## [Directions]
Drop every picture, then transcribe the remaining data exactly.

[Data items]
+ + +

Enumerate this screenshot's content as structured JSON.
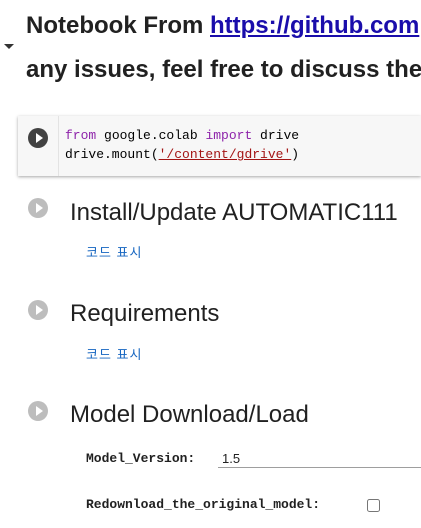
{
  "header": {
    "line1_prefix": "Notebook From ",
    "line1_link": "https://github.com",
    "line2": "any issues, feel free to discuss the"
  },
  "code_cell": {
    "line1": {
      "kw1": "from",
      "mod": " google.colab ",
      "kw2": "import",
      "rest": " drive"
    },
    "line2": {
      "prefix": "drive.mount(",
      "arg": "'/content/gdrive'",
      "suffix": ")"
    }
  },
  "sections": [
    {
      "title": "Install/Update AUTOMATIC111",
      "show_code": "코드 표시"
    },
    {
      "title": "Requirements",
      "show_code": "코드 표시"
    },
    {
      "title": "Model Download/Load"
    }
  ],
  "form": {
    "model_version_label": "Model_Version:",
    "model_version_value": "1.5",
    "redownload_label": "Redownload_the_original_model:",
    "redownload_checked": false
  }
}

+ + +

## [Answer to the task]
Enumerate this screenshot's content as structured JSON.
{
  "header": {
    "line1_prefix": "Notebook From ",
    "line1_link": "https://github.com",
    "line2": "any issues, feel free to discuss the"
  },
  "code_cell": {
    "line1": {
      "kw1": "from",
      "mod": " google.colab ",
      "kw2": "import",
      "rest": " drive"
    },
    "line2": {
      "prefix": "drive.mount(",
      "arg": "'/content/gdrive'",
      "suffix": ")"
    }
  },
  "sections": [
    {
      "title": "Install/Update AUTOMATIC111",
      "show_code": "코드 표시"
    },
    {
      "title": "Requirements",
      "show_code": "코드 표시"
    },
    {
      "title": "Model Download/Load"
    }
  ],
  "form": {
    "model_version_label": "Model_Version:",
    "model_version_value": "1.5",
    "redownload_label": "Redownload_the_original_model:",
    "redownload_checked": false
  }
}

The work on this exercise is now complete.